** start **

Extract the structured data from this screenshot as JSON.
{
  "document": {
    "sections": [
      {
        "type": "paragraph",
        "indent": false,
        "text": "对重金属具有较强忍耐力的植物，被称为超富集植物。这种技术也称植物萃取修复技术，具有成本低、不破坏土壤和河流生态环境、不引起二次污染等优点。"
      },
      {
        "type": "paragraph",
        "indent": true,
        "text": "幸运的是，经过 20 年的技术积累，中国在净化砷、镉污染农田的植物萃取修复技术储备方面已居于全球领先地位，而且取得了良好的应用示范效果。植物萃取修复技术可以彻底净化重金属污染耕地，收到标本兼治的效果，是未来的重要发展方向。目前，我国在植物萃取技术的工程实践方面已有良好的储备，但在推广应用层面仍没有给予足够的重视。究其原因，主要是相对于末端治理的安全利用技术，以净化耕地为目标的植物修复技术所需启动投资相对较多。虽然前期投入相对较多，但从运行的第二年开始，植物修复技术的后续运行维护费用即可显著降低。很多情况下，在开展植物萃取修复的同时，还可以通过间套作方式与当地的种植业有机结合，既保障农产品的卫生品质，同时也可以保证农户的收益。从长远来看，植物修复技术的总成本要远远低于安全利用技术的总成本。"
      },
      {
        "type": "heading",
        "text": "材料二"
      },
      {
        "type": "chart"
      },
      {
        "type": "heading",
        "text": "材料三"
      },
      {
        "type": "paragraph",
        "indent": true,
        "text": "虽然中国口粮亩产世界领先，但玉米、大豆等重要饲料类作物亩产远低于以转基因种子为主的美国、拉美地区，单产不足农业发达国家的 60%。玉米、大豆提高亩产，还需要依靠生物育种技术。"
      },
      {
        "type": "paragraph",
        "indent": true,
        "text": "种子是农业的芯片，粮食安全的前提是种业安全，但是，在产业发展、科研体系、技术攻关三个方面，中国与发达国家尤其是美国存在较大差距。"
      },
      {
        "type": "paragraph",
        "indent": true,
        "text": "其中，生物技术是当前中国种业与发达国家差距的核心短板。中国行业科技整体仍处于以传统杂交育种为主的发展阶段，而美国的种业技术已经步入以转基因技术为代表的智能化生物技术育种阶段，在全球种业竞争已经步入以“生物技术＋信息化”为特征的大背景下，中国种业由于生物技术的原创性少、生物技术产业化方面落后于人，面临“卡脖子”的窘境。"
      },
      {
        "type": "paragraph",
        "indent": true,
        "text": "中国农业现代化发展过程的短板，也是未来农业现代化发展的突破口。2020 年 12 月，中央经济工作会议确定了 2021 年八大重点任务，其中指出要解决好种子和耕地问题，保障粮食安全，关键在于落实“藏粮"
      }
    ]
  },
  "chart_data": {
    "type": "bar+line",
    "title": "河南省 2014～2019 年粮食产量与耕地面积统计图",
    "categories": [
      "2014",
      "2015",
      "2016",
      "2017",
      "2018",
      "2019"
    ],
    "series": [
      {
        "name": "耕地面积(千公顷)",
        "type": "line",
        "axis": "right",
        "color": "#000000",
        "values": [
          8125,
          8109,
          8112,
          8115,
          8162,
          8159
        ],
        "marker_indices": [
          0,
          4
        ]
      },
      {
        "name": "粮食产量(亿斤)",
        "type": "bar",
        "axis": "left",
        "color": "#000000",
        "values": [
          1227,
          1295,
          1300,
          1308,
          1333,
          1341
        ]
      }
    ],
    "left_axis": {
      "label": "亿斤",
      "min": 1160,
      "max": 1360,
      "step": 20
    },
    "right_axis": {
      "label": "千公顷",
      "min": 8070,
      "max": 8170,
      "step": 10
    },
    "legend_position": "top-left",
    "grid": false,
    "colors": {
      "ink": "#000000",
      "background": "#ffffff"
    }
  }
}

** end **

Directions for this task
Copy the material above verbatim.

Reply
Extract the structured data from this screenshot as JSON.
{
  "document": {
    "sections": [
      {
        "type": "paragraph",
        "indent": false,
        "text": "对重金属具有较强忍耐力的植物，被称为超富集植物。这种技术也称植物萃取修复技术，具有成本低、不破坏土壤和河流生态环境、不引起二次污染等优点。"
      },
      {
        "type": "paragraph",
        "indent": true,
        "text": "幸运的是，经过 20 年的技术积累，中国在净化砷、镉污染农田的植物萃取修复技术储备方面已居于全球领先地位，而且取得了良好的应用示范效果。植物萃取修复技术可以彻底净化重金属污染耕地，收到标本兼治的效果，是未来的重要发展方向。目前，我国在植物萃取技术的工程实践方面已有良好的储备，但在推广应用层面仍没有给予足够的重视。究其原因，主要是相对于末端治理的安全利用技术，以净化耕地为目标的植物修复技术所需启动投资相对较多。虽然前期投入相对较多，但从运行的第二年开始，植物修复技术的后续运行维护费用即可显著降低。很多情况下，在开展植物萃取修复的同时，还可以通过间套作方式与当地的种植业有机结合，既保障农产品的卫生品质，同时也可以保证农户的收益。从长远来看，植物修复技术的总成本要远远低于安全利用技术的总成本。"
      },
      {
        "type": "heading",
        "text": "材料二"
      },
      {
        "type": "chart"
      },
      {
        "type": "heading",
        "text": "材料三"
      },
      {
        "type": "paragraph",
        "indent": true,
        "text": "虽然中国口粮亩产世界领先，但玉米、大豆等重要饲料类作物亩产远低于以转基因种子为主的美国、拉美地区，单产不足农业发达国家的 60%。玉米、大豆提高亩产，还需要依靠生物育种技术。"
      },
      {
        "type": "paragraph",
        "indent": true,
        "text": "种子是农业的芯片，粮食安全的前提是种业安全，但是，在产业发展、科研体系、技术攻关三个方面，中国与发达国家尤其是美国存在较大差距。"
      },
      {
        "type": "paragraph",
        "indent": true,
        "text": "其中，生物技术是当前中国种业与发达国家差距的核心短板。中国行业科技整体仍处于以传统杂交育种为主的发展阶段，而美国的种业技术已经步入以转基因技术为代表的智能化生物技术育种阶段，在全球种业竞争已经步入以“生物技术＋信息化”为特征的大背景下，中国种业由于生物技术的原创性少、生物技术产业化方面落后于人，面临“卡脖子”的窘境。"
      },
      {
        "type": "paragraph",
        "indent": true,
        "text": "中国农业现代化发展过程的短板，也是未来农业现代化发展的突破口。2020 年 12 月，中央经济工作会议确定了 2021 年八大重点任务，其中指出要解决好种子和耕地问题，保障粮食安全，关键在于落实“藏粮"
      }
    ]
  },
  "chart_data": {
    "type": "bar+line",
    "title": "河南省 2014～2019 年粮食产量与耕地面积统计图",
    "categories": [
      "2014",
      "2015",
      "2016",
      "2017",
      "2018",
      "2019"
    ],
    "series": [
      {
        "name": "耕地面积(千公顷)",
        "type": "line",
        "axis": "right",
        "color": "#000000",
        "values": [
          8125,
          8109,
          8112,
          8115,
          8162,
          8159
        ],
        "marker_indices": [
          0,
          4
        ]
      },
      {
        "name": "粮食产量(亿斤)",
        "type": "bar",
        "axis": "left",
        "color": "#000000",
        "values": [
          1227,
          1295,
          1300,
          1308,
          1333,
          1341
        ]
      }
    ],
    "left_axis": {
      "label": "亿斤",
      "min": 1160,
      "max": 1360,
      "step": 20
    },
    "right_axis": {
      "label": "千公顷",
      "min": 8070,
      "max": 8170,
      "step": 10
    },
    "legend_position": "top-left",
    "grid": false,
    "colors": {
      "ink": "#000000",
      "background": "#ffffff"
    }
  }
}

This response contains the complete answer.